[Dataset excerpts]
= = =

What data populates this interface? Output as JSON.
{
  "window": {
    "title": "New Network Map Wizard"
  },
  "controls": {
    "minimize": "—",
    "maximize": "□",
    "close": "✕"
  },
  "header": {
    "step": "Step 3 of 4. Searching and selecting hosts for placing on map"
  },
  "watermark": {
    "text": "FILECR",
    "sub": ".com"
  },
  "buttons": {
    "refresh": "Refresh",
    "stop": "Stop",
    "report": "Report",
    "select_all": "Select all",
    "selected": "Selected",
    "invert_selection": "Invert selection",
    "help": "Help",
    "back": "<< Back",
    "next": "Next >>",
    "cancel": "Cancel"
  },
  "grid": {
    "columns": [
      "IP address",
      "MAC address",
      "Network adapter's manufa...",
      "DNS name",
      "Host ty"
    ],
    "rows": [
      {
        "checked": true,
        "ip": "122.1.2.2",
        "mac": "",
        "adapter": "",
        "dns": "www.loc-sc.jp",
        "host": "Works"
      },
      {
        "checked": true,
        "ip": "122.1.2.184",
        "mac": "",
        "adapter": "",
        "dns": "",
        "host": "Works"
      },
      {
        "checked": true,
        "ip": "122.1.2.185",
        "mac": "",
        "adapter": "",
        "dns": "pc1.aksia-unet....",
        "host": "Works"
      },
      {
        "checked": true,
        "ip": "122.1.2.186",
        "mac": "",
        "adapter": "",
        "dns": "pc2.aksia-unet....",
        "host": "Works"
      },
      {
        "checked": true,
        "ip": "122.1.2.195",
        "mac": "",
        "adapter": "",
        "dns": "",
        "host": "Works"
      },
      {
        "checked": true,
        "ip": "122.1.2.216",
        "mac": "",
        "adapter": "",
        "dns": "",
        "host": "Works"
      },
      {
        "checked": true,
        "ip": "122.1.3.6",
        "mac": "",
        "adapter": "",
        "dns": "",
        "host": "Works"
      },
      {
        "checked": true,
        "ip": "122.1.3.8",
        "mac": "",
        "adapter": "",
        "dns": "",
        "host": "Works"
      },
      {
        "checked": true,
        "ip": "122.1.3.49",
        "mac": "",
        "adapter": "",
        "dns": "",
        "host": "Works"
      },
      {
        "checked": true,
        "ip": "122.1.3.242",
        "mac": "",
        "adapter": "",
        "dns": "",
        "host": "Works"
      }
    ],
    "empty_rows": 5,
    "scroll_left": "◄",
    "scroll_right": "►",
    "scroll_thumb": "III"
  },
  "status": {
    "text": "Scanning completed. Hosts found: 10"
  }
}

= = =

**DESCRIPTION OF THE TASK:**
Determine how many lines include the word "unet" and report that number by itself.

**WRITTEN SOLUTION:**
2